[Saved entries]
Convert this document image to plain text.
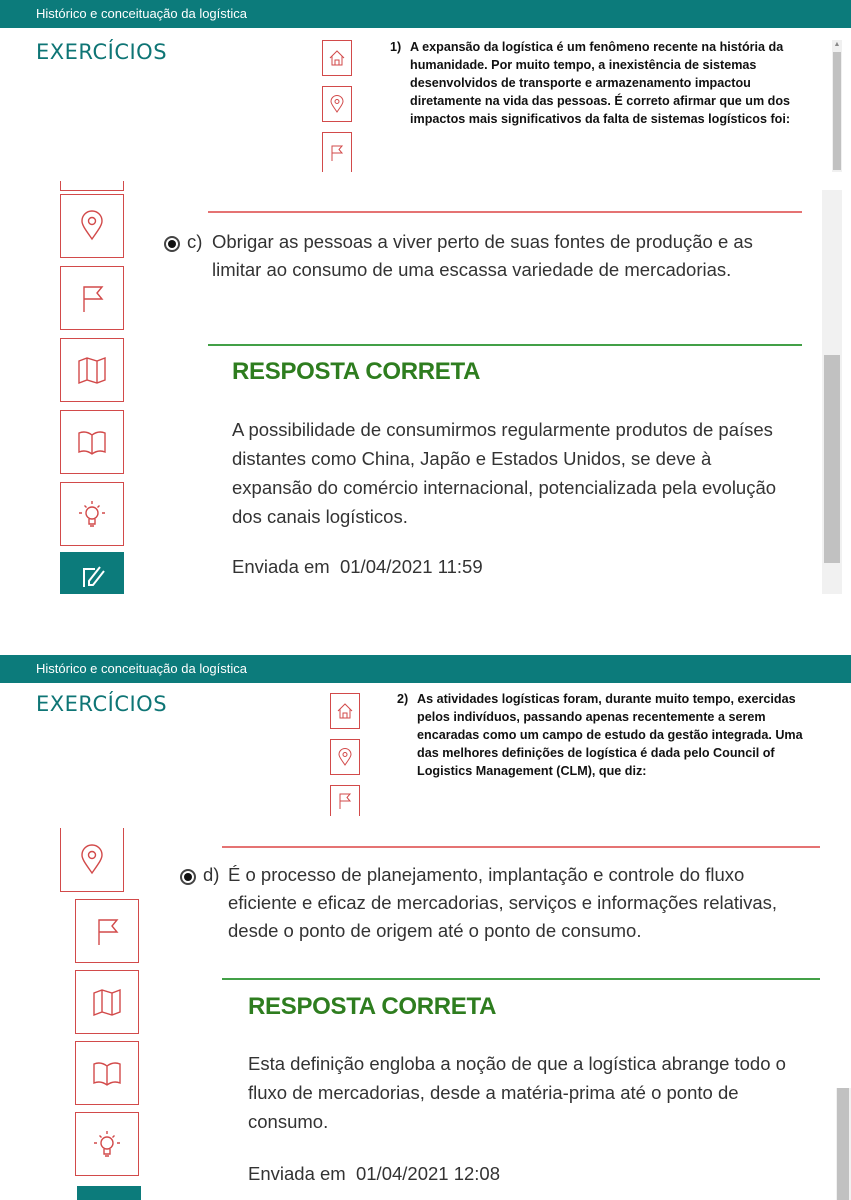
Histórico e conceituação da logística
EXERCÍCIOS	1) A expansão da logística é um fenômeno recente na história da humanidade. Por muito tempo, a inexistência de sistemas desenvolvidos de transporte e armazenamento impactou diretamente na vida das pessoas. É correto afirmar que um dos impactos mais significativos da falta de sistemas logísticos foi:
▲
c) Obrigar as pessoas a viver perto de suas fontes de produção e as limitar ao consumo de uma escassa variedade de mercadorias.
RESPOSTA CORRETA
A possibilidade de consumirmos regularmente produtos de países distantes como China, Japão e Estados Unidos, se deve à expansão do comércio internacional, potencializada pela evolução dos canais logísticos.
Enviada em 01/04/2021 11:59
Histórico e conceituação da logística
EXERCÍCIOS	2) As atividades logísticas foram, durante muito tempo, exercidas pelos indivíduos, passando apenas recentemente a serem encaradas como um campo de estudo da gestão integrada. Uma das melhores definições de logística é dada pelo Council of Logistics Management (CLM), que diz:
d) É o processo de planejamento, implantação e controle do fluxo eficiente e eficaz de mercadorias, serviços e informações relativas, desde o ponto de origem até o ponto de consumo.
RESPOSTA CORRETA
Esta definição engloba a noção de que a logística abrange todo o fluxo de mercadorias, desde a matéria-prima até o ponto de consumo.
Enviada em 01/04/2021 12:08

Aim :: Copy the data character for character, but drop all pictures from the copy.

Task solution ::
Convert this document image to plain text.
Histórico e conceituação da logística
EXERCÍCIOS	1) A expansão da logística é um fenômeno recente na história da humanidade. Por muito tempo, a inexistência de sistemas desenvolvidos de transporte e armazenamento impactou diretamente na vida das pessoas. É correto afirmar que um dos impactos mais significativos da falta de sistemas logísticos foi:
▲
c) Obrigar as pessoas a viver perto de suas fontes de produção e as limitar ao consumo de uma escassa variedade de mercadorias.
RESPOSTA CORRETA
A possibilidade de consumirmos regularmente produtos de países distantes como China, Japão e Estados Unidos, se deve à expansão do comércio internacional, potencializada pela evolução dos canais logísticos.
Enviada em 01/04/2021 11:59
Histórico e conceituação da logística
EXERCÍCIOS	2) As atividades logísticas foram, durante muito tempo, exercidas pelos indivíduos, passando apenas recentemente a serem encaradas como um campo de estudo da gestão integrada. Uma das melhores definições de logística é dada pelo Council of Logistics Management (CLM), que diz:
d) É o processo de planejamento, implantação e controle do fluxo eficiente e eficaz de mercadorias, serviços e informações relativas, desde o ponto de origem até o ponto de consumo.
RESPOSTA CORRETA
Esta definição engloba a noção de que a logística abrange todo o fluxo de mercadorias, desde a matéria-prima até o ponto de consumo.
Enviada em 01/04/2021 12:08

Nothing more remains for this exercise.